■ Exercise requirements
Gather up every line that includes the string "buttons".

- - - -

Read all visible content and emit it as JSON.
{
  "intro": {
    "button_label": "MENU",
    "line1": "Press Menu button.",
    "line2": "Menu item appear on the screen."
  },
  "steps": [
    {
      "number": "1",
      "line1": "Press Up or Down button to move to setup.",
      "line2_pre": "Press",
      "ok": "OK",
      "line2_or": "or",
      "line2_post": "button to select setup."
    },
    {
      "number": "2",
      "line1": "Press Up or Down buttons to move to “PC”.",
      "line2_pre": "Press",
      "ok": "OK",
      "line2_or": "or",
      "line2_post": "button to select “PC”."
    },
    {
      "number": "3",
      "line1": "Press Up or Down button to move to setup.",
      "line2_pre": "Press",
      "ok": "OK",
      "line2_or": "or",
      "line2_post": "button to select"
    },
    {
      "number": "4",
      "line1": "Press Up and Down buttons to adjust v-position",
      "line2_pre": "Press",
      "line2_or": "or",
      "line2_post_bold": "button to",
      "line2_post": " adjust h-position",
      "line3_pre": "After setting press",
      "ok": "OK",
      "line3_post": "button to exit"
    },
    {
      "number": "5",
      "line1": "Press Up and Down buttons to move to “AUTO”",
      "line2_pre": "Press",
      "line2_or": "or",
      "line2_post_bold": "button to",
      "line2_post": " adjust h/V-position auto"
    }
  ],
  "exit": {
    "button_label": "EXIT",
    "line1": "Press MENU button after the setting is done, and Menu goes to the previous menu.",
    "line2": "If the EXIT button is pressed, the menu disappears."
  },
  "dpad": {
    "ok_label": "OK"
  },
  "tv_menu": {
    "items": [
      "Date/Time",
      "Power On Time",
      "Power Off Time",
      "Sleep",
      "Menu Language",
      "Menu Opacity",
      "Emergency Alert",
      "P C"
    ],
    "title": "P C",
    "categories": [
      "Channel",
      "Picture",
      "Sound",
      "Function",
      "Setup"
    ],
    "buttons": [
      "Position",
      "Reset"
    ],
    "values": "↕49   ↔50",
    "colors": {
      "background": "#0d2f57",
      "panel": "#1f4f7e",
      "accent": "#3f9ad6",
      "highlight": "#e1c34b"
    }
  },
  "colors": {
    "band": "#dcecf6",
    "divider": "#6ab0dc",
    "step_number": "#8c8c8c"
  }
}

- - - -

■ Exercise answer
      "line1": "Press Up or Down buttons to move to “PC”.",
      "line1": "Press Up and Down buttons to adjust v-position",
      "line1": "Press Up and Down buttons to move to “AUTO”",
    "buttons": [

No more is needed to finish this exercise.